Work to complete
The entries below need to be written out exactly, with no pictures included.

----------------

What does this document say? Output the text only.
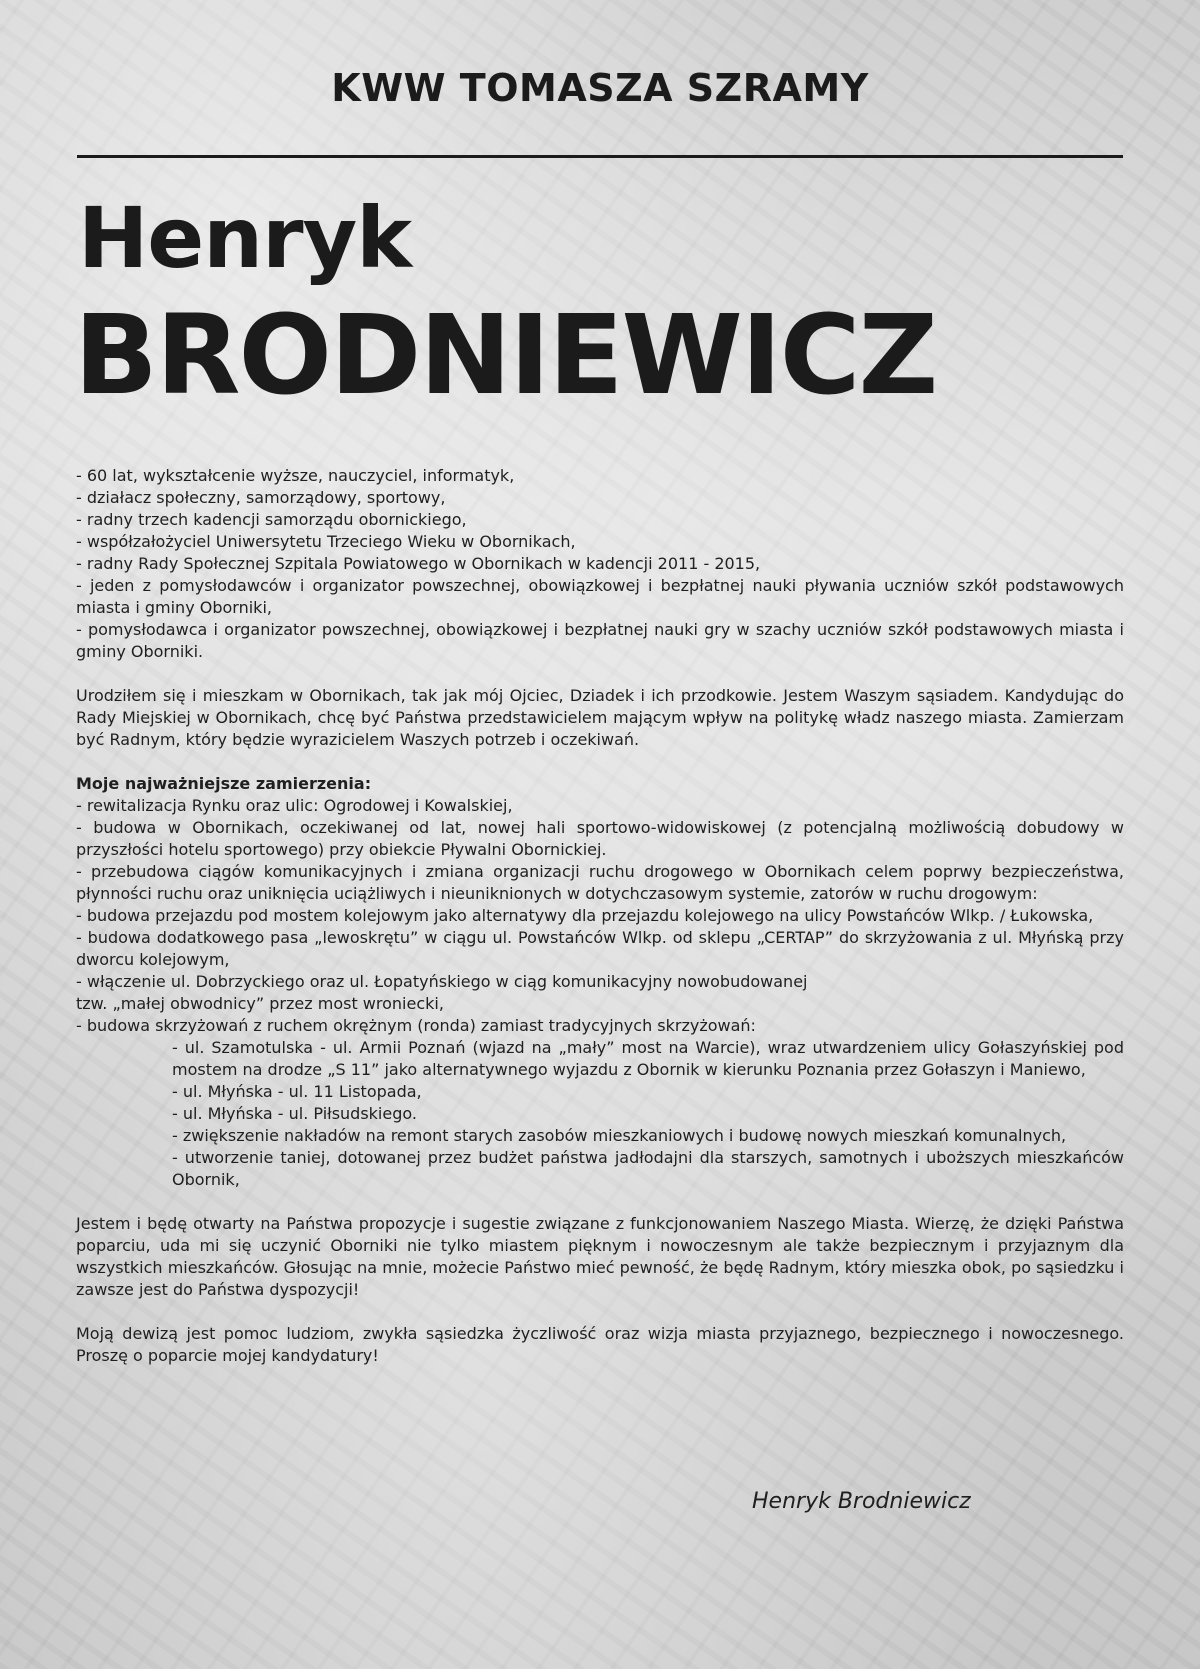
KWW TOMASZA SZRAMY
Henryk
BRODNIEWICZ

- 60 lat, wykształcenie wyższe, nauczyciel, informatyk,

- działacz społeczny, samorządowy, sportowy,

- radny trzech kadencji samorządu obornickiego,

- współzałożyciel Uniwersytetu Trzeciego Wieku w Obornikach,

- radny Rady Społecznej Szpitala Powiatowego w Obornikach w kadencji 2011 - 2015,

- jeden z pomysłodawców i organizator powszechnej, obowiązkowej i bezpłatnej nauki pływania uczniów szkół podstawowych miasta i gminy Oborniki,

- pomysłodawca i organizator powszechnej, obowiązkowej i bezpłatnej nauki gry w szachy uczniów szkół podstawowych miasta i gminy Oborniki.

Urodziłem się i mieszkam w Obornikach, tak jak mój Ojciec, Dziadek i ich przodkowie. Jestem Waszym sąsiadem. Kandydując do Rady Miejskiej w Obornikach, chcę być Państwa przedstawicielem mającym wpływ na politykę władz naszego miasta. Zamierzam być Radnym, który będzie wyrazicielem Waszych potrzeb i oczekiwań.

Moje najważniejsze zamierzenia:

- rewitalizacja Rynku oraz ulic: Ogrodowej i Kowalskiej,

- budowa w Obornikach, oczekiwanej od lat, nowej hali sportowo-widowiskowej (z potencjalną możliwością dobudowy w przyszłości hotelu sportowego) przy obiekcie Pływalni Obornickiej.

- przebudowa ciągów komunikacyjnych i zmiana organizacji ruchu drogowego w Obornikach celem poprwy bezpieczeństwa, płynności ruchu oraz uniknięcia uciążliwych i nieuniknionych w dotychczasowym systemie, zatorów w ruchu drogowym:

- budowa przejazdu pod mostem kolejowym jako alternatywy dla przejazdu kolejowego na ulicy Powstańców Wlkp. / Łukowska,

- budowa dodatkowego pasa „lewoskrętu” w ciągu ul. Powstańców Wlkp. od sklepu „CERTAP” do skrzyżowania z ul. Młyńską przy dworcu kolejowym,

- włączenie ul. Dobrzyckiego oraz ul. Łopatyńskiego w ciąg komunikacyjny nowobudowanej

tzw. „małej obwodnicy” przez most wroniecki,

- budowa skrzyżowań z ruchem okrężnym (ronda) zamiast tradycyjnych skrzyżowań:

- ul. Szamotulska - ul. Armii Poznań (wjazd na „mały” most na Warcie), wraz utwardzeniem ulicy Gołaszyńskiej pod mostem na drodze „S 11” jako alternatywnego wyjazdu z Obornik w kierunku Poznania przez Gołaszyn i Maniewo,

- ul. Młyńska - ul. 11 Listopada,

- ul. Młyńska - ul. Piłsudskiego.

- zwiększenie nakładów na remont starych zasobów mieszkaniowych i budowę nowych mieszkań komunalnych,

- utworzenie taniej, dotowanej przez budżet państwa jadłodajni dla starszych, samotnych i uboższych mieszkańców Obornik,

Jestem i będę otwarty na Państwa propozycje i sugestie związane z funkcjonowaniem Naszego Miasta. Wierzę, że dzięki Państwa poparciu, uda mi się uczynić Oborniki nie tylko miastem pięknym i nowoczesnym ale także bezpiecznym i przyjaznym dla wszystkich mieszkańców. Głosując na mnie, możecie Państwo mieć pewność, że będę Radnym, który mieszka obok, po sąsiedzku i zawsze jest do Państwa dyspozycji!

Moją dewizą jest pomoc ludziom, zwykła sąsiedzka życzliwość oraz wizja miasta przyjaznego, bezpiecznego i nowoczesnego. Proszę o poparcie mojej kandydatury!

Henryk Brodniewicz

----------------

Task answer
What does this document say? Output the text only.
KWW TOMASZA SZRAMY
Henryk
BRODNIEWICZ

- 60 lat, wykształcenie wyższe, nauczyciel, informatyk,

- działacz społeczny, samorządowy, sportowy,

- radny trzech kadencji samorządu obornickiego,

- współzałożyciel Uniwersytetu Trzeciego Wieku w Obornikach,

- radny Rady Społecznej Szpitala Powiatowego w Obornikach w kadencji 2011 - 2015,

- jeden z pomysłodawców i organizator powszechnej, obowiązkowej i bezpłatnej nauki pływania uczniów szkół podstawowych miasta i gminy Oborniki,

- pomysłodawca i organizator powszechnej, obowiązkowej i bezpłatnej nauki gry w szachy uczniów szkół podstawowych miasta i gminy Oborniki.

Urodziłem się i mieszkam w Obornikach, tak jak mój Ojciec, Dziadek i ich przodkowie. Jestem Waszym sąsiadem. Kandydując do Rady Miejskiej w Obornikach, chcę być Państwa przedstawicielem mającym wpływ na politykę władz naszego miasta. Zamierzam być Radnym, który będzie wyrazicielem Waszych potrzeb i oczekiwań.

Moje najważniejsze zamierzenia:

- rewitalizacja Rynku oraz ulic: Ogrodowej i Kowalskiej,

- budowa w Obornikach, oczekiwanej od lat, nowej hali sportowo-widowiskowej (z potencjalną możliwością dobudowy w przyszłości hotelu sportowego) przy obiekcie Pływalni Obornickiej.

- przebudowa ciągów komunikacyjnych i zmiana organizacji ruchu drogowego w Obornikach celem poprwy bezpieczeństwa, płynności ruchu oraz uniknięcia uciążliwych i nieuniknionych w dotychczasowym systemie, zatorów w ruchu drogowym:

- budowa przejazdu pod mostem kolejowym jako alternatywy dla przejazdu kolejowego na ulicy Powstańców Wlkp. / Łukowska,

- budowa dodatkowego pasa „lewoskrętu” w ciągu ul. Powstańców Wlkp. od sklepu „CERTAP” do skrzyżowania z ul. Młyńską przy dworcu kolejowym,

- włączenie ul. Dobrzyckiego oraz ul. Łopatyńskiego w ciąg komunikacyjny nowobudowanej

tzw. „małej obwodnicy” przez most wroniecki,

- budowa skrzyżowań z ruchem okrężnym (ronda) zamiast tradycyjnych skrzyżowań:

- ul. Szamotulska - ul. Armii Poznań (wjazd na „mały” most na Warcie), wraz utwardzeniem ulicy Gołaszyńskiej pod mostem na drodze „S 11” jako alternatywnego wyjazdu z Obornik w kierunku Poznania przez Gołaszyn i Maniewo,

- ul. Młyńska - ul. 11 Listopada,

- ul. Młyńska - ul. Piłsudskiego.

- zwiększenie nakładów na remont starych zasobów mieszkaniowych i budowę nowych mieszkań komunalnych,

- utworzenie taniej, dotowanej przez budżet państwa jadłodajni dla starszych, samotnych i uboższych mieszkańców Obornik,

Jestem i będę otwarty na Państwa propozycje i sugestie związane z funkcjonowaniem Naszego Miasta. Wierzę, że dzięki Państwa poparciu, uda mi się uczynić Oborniki nie tylko miastem pięknym i nowoczesnym ale także bezpiecznym i przyjaznym dla wszystkich mieszkańców. Głosując na mnie, możecie Państwo mieć pewność, że będę Radnym, który mieszka obok, po sąsiedzku i zawsze jest do Państwa dyspozycji!

Moją dewizą jest pomoc ludziom, zwykła sąsiedzka życzliwość oraz wizja miasta przyjaznego, bezpiecznego i nowoczesnego. Proszę o poparcie mojej kandydatury!

Henryk Brodniewicz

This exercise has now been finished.